Goal:
Please print every record below exactly as it appears.

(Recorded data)
»»
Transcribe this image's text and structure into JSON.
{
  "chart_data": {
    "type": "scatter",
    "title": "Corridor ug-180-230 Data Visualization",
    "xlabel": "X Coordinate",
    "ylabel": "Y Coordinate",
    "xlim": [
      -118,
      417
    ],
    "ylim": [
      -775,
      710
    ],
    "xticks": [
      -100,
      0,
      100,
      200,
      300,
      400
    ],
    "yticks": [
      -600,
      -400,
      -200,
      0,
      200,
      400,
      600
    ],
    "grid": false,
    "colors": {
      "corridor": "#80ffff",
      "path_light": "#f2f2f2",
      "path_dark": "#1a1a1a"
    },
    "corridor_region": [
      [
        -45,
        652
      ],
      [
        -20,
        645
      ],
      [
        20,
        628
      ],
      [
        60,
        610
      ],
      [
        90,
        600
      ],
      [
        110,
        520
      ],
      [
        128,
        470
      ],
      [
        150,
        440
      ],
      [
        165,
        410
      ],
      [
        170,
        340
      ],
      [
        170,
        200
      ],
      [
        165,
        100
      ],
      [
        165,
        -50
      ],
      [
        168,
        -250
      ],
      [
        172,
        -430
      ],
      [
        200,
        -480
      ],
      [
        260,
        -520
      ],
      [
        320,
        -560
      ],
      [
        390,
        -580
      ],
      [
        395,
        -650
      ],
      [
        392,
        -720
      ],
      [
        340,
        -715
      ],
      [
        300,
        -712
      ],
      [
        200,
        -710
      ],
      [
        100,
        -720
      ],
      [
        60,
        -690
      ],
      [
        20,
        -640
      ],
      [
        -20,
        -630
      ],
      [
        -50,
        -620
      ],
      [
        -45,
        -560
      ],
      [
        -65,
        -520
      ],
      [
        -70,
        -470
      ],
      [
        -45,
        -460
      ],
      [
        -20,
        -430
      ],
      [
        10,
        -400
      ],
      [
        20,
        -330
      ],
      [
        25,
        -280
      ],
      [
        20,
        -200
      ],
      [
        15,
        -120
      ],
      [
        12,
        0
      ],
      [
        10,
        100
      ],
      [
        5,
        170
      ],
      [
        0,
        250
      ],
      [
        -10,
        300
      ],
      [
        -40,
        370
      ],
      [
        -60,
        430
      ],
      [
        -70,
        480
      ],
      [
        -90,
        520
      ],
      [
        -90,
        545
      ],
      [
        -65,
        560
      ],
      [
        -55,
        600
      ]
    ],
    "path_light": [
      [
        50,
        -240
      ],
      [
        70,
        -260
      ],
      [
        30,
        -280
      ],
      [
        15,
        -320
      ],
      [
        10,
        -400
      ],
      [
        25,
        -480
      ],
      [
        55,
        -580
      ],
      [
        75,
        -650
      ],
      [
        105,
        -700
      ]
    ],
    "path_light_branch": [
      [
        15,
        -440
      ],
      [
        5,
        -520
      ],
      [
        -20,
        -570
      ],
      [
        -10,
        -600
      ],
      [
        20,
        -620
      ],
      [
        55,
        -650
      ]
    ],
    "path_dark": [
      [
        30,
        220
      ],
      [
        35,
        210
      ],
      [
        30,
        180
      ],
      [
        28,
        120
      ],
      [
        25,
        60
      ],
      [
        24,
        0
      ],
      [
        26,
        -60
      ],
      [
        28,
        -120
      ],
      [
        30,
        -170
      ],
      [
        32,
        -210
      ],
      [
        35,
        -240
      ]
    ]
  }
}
««
Solution to the exercise:
Transcribe this image's text and structure into JSON.
{
  "chart_data": {
    "type": "scatter",
    "title": "Corridor ug-180-230 Data Visualization",
    "xlabel": "X Coordinate",
    "ylabel": "Y Coordinate",
    "xlim": [
      -118,
      417
    ],
    "ylim": [
      -775,
      710
    ],
    "xticks": [
      -100,
      0,
      100,
      200,
      300,
      400
    ],
    "yticks": [
      -600,
      -400,
      -200,
      0,
      200,
      400,
      600
    ],
    "grid": false,
    "colors": {
      "corridor": "#80ffff",
      "path_light": "#f2f2f2",
      "path_dark": "#1a1a1a"
    },
    "corridor_region": [
      [
        -45,
        652
      ],
      [
        -20,
        645
      ],
      [
        20,
        628
      ],
      [
        60,
        610
      ],
      [
        90,
        600
      ],
      [
        110,
        520
      ],
      [
        128,
        470
      ],
      [
        150,
        440
      ],
      [
        165,
        410
      ],
      [
        170,
        340
      ],
      [
        170,
        200
      ],
      [
        165,
        100
      ],
      [
        165,
        -50
      ],
      [
        168,
        -250
      ],
      [
        172,
        -430
      ],
      [
        200,
        -480
      ],
      [
        260,
        -520
      ],
      [
        320,
        -560
      ],
      [
        390,
        -580
      ],
      [
        395,
        -650
      ],
      [
        392,
        -720
      ],
      [
        340,
        -715
      ],
      [
        300,
        -712
      ],
      [
        200,
        -710
      ],
      [
        100,
        -720
      ],
      [
        60,
        -690
      ],
      [
        20,
        -640
      ],
      [
        -20,
        -630
      ],
      [
        -50,
        -620
      ],
      [
        -45,
        -560
      ],
      [
        -65,
        -520
      ],
      [
        -70,
        -470
      ],
      [
        -45,
        -460
      ],
      [
        -20,
        -430
      ],
      [
        10,
        -400
      ],
      [
        20,
        -330
      ],
      [
        25,
        -280
      ],
      [
        20,
        -200
      ],
      [
        15,
        -120
      ],
      [
        12,
        0
      ],
      [
        10,
        100
      ],
      [
        5,
        170
      ],
      [
        0,
        250
      ],
      [
        -10,
        300
      ],
      [
        -40,
        370
      ],
      [
        -60,
        430
      ],
      [
        -70,
        480
      ],
      [
        -90,
        520
      ],
      [
        -90,
        545
      ],
      [
        -65,
        560
      ],
      [
        -55,
        600
      ]
    ],
    "path_light": [
      [
        50,
        -240
      ],
      [
        70,
        -260
      ],
      [
        30,
        -280
      ],
      [
        15,
        -320
      ],
      [
        10,
        -400
      ],
      [
        25,
        -480
      ],
      [
        55,
        -580
      ],
      [
        75,
        -650
      ],
      [
        105,
        -700
      ]
    ],
    "path_light_branch": [
      [
        15,
        -440
      ],
      [
        5,
        -520
      ],
      [
        -20,
        -570
      ],
      [
        -10,
        -600
      ],
      [
        20,
        -620
      ],
      [
        55,
        -650
      ]
    ],
    "path_dark": [
      [
        30,
        220
      ],
      [
        35,
        210
      ],
      [
        30,
        180
      ],
      [
        28,
        120
      ],
      [
        25,
        60
      ],
      [
        24,
        0
      ],
      [
        26,
        -60
      ],
      [
        28,
        -120
      ],
      [
        30,
        -170
      ],
      [
        32,
        -210
      ],
      [
        35,
        -240
      ]
    ]
  }
}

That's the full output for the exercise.